▽
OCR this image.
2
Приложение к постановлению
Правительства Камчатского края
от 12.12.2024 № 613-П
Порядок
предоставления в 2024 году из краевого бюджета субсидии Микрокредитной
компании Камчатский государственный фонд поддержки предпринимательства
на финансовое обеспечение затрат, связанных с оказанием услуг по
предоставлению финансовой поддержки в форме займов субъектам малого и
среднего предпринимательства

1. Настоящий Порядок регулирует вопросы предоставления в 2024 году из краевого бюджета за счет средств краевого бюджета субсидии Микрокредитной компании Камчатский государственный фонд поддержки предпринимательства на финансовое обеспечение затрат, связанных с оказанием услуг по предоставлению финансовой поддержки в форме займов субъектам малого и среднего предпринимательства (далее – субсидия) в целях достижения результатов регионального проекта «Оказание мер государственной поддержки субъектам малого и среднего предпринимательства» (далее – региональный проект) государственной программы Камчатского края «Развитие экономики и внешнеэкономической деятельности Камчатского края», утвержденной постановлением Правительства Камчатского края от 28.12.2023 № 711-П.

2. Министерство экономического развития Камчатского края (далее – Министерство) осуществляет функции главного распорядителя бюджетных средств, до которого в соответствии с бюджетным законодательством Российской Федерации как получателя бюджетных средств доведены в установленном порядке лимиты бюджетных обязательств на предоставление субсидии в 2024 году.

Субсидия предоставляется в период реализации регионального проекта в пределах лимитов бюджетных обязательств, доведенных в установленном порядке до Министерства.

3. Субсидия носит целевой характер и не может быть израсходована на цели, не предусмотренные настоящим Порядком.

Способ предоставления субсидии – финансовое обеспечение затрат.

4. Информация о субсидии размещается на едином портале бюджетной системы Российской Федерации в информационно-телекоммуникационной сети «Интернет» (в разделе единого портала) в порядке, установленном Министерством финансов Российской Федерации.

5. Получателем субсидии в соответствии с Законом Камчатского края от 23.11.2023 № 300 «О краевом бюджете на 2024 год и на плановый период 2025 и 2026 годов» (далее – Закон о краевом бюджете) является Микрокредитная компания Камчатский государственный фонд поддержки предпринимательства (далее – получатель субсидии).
△
**Exercise details**.
Write out every line of the preceding listing that contains "Правительства".

**Task solution**.
Правительства Камчатского края
1. Настоящий Порядок регулирует вопросы предоставления в 2024 году из краевого бюджета за счет средств краевого бюджета субсидии Микрокредитной компании Камчатский государственный фонд поддержки предпринимательства на финансовое обеспечение затрат, связанных с оказанием услуг по предоставлению финансовой поддержки в форме займов субъектам малого и среднего предпринимательства (далее – субсидия) в целях достижения результатов регионального проекта «Оказание мер государственной поддержки субъектам малого и среднего предпринимательства» (далее – региональный проект) государственной программы Камчатского края «Развитие экономики и внешнеэкономической деятельности Камчатского края», утвержденной постановлением Правительства Камчатского края от 28.12.2023 № 711-П.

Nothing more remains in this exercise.